*** EXCERPT

Results and discussion

Training DeepStruc to determine the structure of MMNPs from PDF data

DeepStruc, illustrated in Fig. 1a and discussed below, is a graph-based conditional variational autoencoder (graph CVAE). Autoencoders are a class of deep learning (DL) methods where high-dimensional inputs, such as chemical structures,21,26 are reduced in dimensionality. The transformation into 2 or 3 dimensional vectors is achieved using an information bottleneck by an encoder neural network (NN),21,31,32 and the resulting lower-dimensional, compressed feature space is known as the latent space. A decoder NN can reconstruct the input from these low-dimensional representations. When the latent space is regularized (smoothed) using normal distributions instead of discrete points we obtain a variational autoencoder (VAE). We have previously demonstrated that VAEs does a better job interpolating in the latent space compared to deterministic AEs.21 The VAE can be made to be dependent (conditioned) on additional information by the prior NN resulting in a CVAE.32

We here use MMNP structures (Fig. 1b) as input, and condition them on their simulated PDFs (Fig. 1c). The MMNP structures span seven different structure types computed using a variety of metals to emulate the variability in bond lengths in real metallic nanoparticle samples. The structure types are simple cubic (sc), body-centered cubic (bcc), face-centered cubic (fcc), hexagonal closed packed (hcp), decahedral, icosahedral, and octahedral, and all structure types have been constructed in sizes from 5 to 200 atoms. We used 3743 MMNP structures, which were randomly split into training- (60%), validation- (20%) and testing-sets (20%). Note that the validation and test sets are derived from the same underlying data distribution as the training set, and serve as intermediaries to the actual test set which is based on the experimental PDF data. A histogram of the distribution of the seven structure types are provided in Section A in the ESI. During the training process (blue + green region Fig. 1a), DeepStruc learns to map the conditioning PDFs to their structures in the latent space. After the training process is complete, DeepStruc can be used on data that have not been part of the training set, which is referred to as ‘inference’. Further details about the DeepStruc network can be found in the Method section.

Mapping of structures in a latent space

We first evaluate DeepStruc's ability to map the MMNP structures in a low-dimensional latent space by investigating structural trends and clustering. Fig. 2 shows a visualization of the two-dimensional latent space with selected MMNP reconstructions indicated. The colour of the points indicates the structure type, and the relative point size indicates the size of the MMNP cluster. We observe that DeepStruc learns to map the chemical structures in the latent space by size and symmetry. It maps the cubic structure types (sc, bcc, and fcc) together, and it learns that the octahedral MMNPs are closely related to the fcc structure type. Interestingly, DeepStruc also allocates the decahedral structures to be in between the fcc and hcp structures. This can be rationalized by considering that decahedral structures are constructed from five tetrahedrally shaped fcc crystals which are separated by {111} twin boundaries that resemble stacking faults.9,33,34 The twin boundaries will resemble stacking faulted regions of fcc justifying that they exist in the latent space between fcc and hcp.

******
*** PROVIDED RECORDS

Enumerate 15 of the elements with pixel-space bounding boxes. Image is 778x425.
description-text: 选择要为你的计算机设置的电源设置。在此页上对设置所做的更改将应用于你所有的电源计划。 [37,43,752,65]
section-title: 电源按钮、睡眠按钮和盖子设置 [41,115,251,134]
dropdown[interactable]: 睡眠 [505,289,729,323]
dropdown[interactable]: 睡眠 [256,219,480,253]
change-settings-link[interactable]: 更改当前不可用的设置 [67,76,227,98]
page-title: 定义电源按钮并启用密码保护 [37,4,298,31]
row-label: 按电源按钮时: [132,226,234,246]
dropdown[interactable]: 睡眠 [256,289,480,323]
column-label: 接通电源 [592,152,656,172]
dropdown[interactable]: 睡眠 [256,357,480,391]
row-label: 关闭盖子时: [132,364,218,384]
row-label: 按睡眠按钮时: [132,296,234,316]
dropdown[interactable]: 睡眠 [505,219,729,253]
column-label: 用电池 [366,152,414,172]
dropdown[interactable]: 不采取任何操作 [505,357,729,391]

******
*** PROVIDED RECORDS

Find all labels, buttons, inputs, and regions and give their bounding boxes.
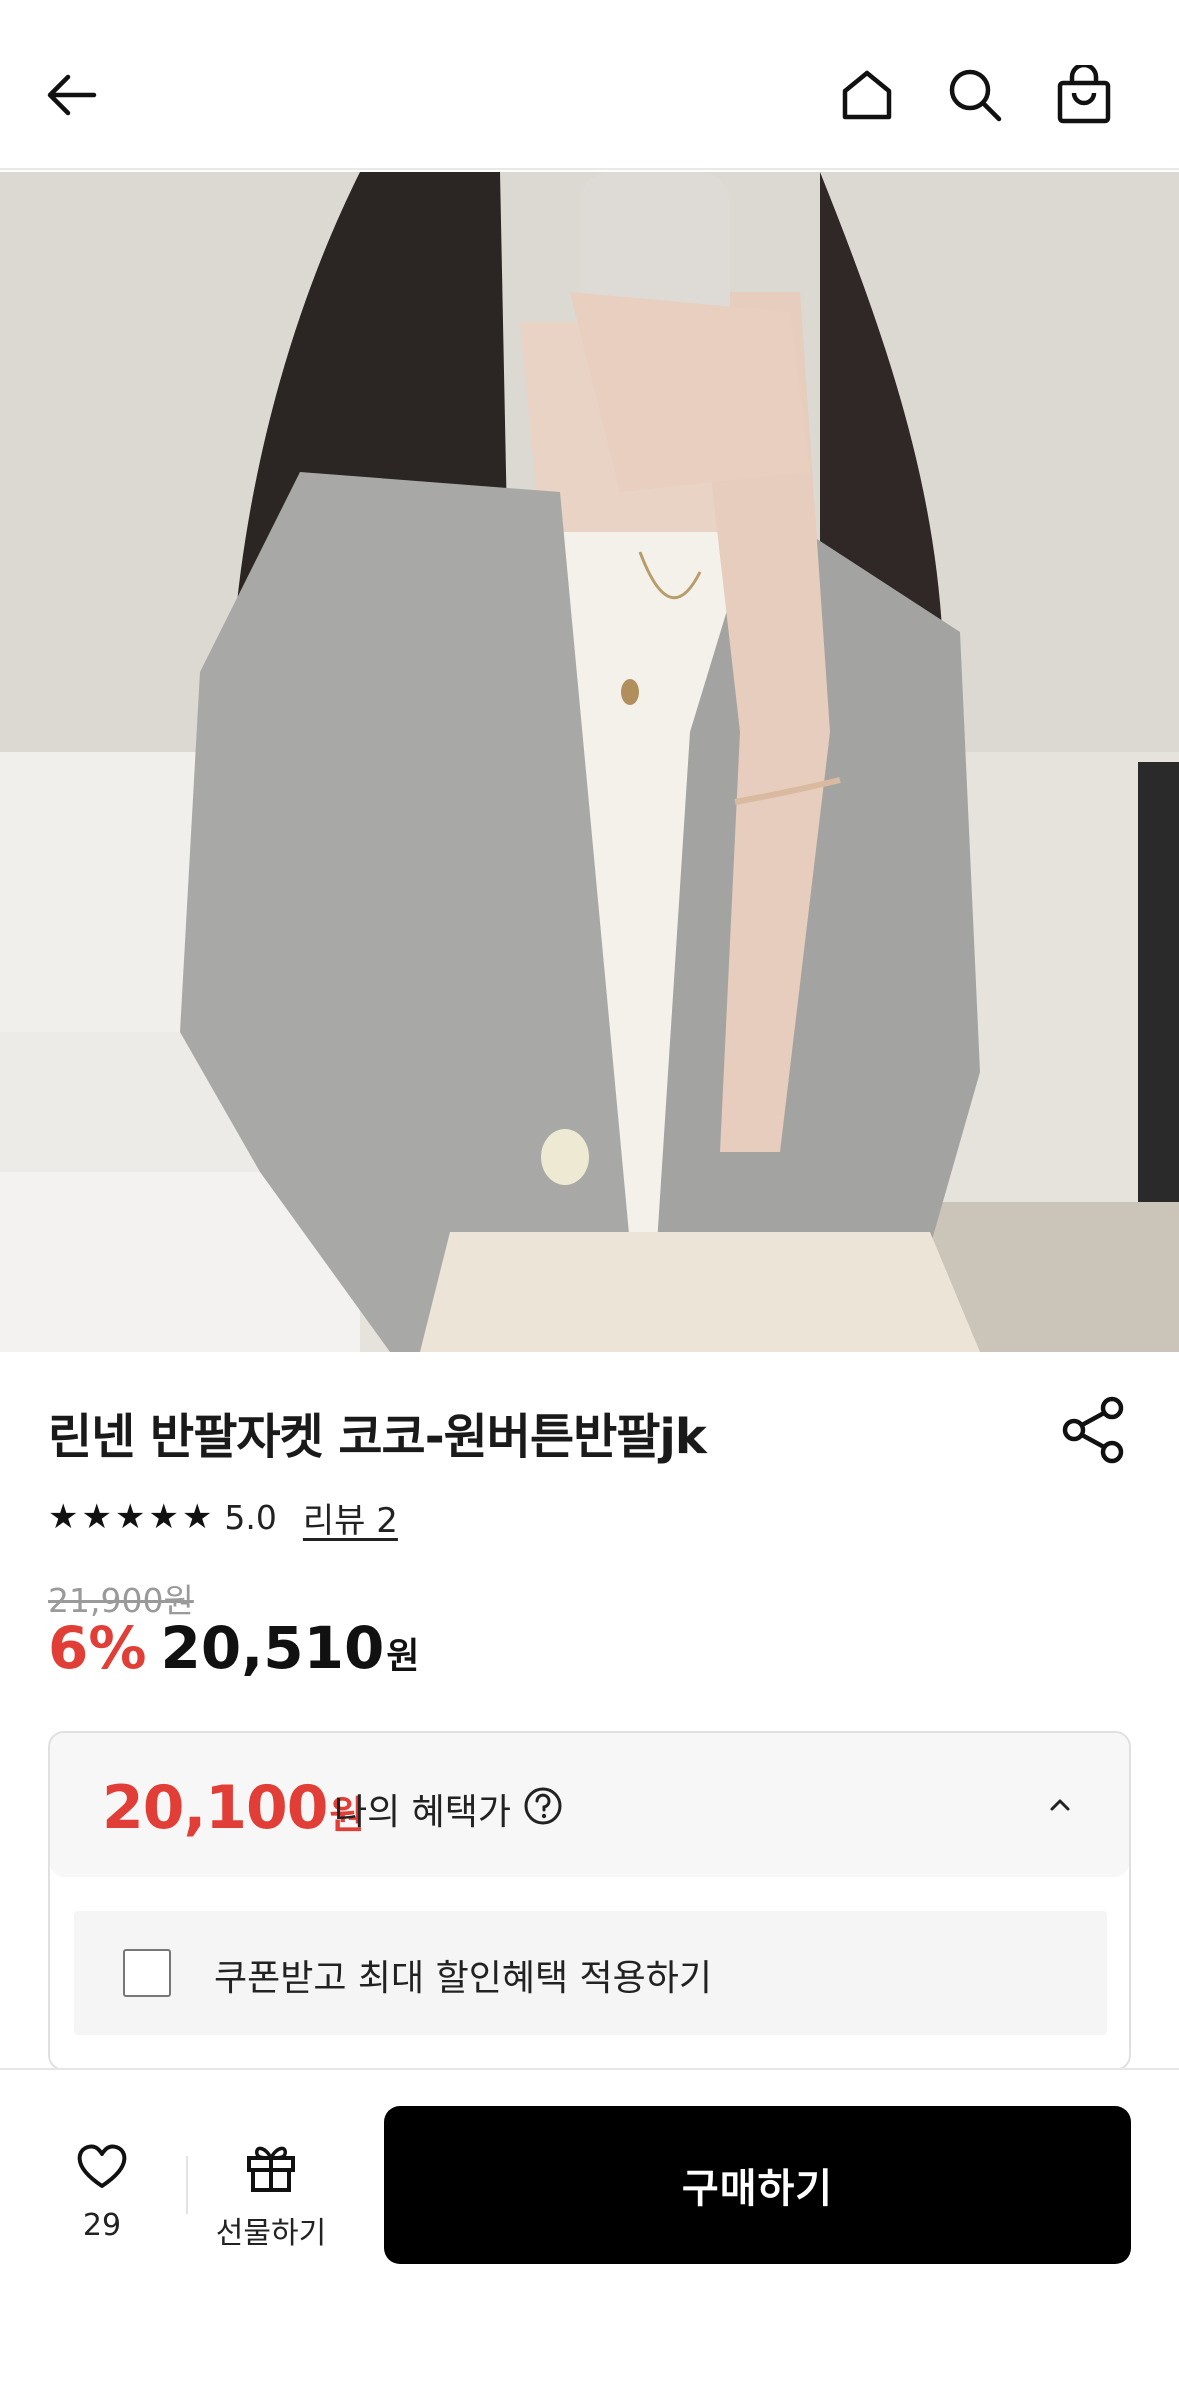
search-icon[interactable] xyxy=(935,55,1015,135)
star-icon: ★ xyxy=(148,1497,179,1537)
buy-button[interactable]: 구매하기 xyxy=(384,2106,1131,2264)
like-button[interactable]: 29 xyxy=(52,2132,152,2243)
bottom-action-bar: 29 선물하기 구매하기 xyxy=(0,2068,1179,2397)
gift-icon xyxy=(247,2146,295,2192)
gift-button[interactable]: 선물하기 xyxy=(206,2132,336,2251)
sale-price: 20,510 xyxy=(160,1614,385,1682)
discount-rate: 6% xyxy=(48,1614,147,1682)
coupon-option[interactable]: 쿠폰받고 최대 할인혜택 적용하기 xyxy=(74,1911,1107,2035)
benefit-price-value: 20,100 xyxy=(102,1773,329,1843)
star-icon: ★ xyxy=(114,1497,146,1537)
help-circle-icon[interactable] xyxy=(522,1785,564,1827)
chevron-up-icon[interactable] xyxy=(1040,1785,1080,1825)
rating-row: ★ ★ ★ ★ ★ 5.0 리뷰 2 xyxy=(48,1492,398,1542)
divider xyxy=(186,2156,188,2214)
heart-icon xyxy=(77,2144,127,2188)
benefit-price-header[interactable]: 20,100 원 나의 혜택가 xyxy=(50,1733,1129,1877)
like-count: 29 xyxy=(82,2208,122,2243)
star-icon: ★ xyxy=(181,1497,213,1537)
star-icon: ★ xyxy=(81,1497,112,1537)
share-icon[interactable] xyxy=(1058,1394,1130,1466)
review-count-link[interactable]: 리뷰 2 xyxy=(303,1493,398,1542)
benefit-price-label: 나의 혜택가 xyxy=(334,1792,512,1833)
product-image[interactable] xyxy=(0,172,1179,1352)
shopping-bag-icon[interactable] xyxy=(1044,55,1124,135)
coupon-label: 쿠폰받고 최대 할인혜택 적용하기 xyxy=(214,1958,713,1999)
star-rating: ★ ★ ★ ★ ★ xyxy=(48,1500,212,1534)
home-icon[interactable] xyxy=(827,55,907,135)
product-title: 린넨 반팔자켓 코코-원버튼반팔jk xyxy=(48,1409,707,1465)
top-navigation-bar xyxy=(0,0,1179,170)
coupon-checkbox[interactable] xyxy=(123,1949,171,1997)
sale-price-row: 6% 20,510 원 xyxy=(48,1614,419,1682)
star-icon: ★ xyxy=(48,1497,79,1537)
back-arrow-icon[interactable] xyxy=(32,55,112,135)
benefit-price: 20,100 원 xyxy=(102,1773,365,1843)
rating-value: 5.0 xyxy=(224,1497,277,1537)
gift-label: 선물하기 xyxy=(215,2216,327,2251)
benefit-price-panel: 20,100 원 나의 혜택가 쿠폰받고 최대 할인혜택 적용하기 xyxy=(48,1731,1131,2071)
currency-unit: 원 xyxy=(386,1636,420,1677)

******

STATED TASK 1
According to the DeepStruc excerpt, in what range of sizes were all the structure types built?
STATED TASK 2
Identify every line in the listing that contains the string "rating", and copy each one. Case counts.

CORRECT RESULT 1
From 5 to 200 atoms.

CORRECT RESULT 2
rating-row: ★ ★ ★ ★ ★ 5.0 리뷰 2 xyxy=(48,1492,398,1542)
star-rating: ★ ★ ★ ★ ★ xyxy=(48,1500,212,1534)
rating-value: 5.0 xyxy=(224,1497,277,1537)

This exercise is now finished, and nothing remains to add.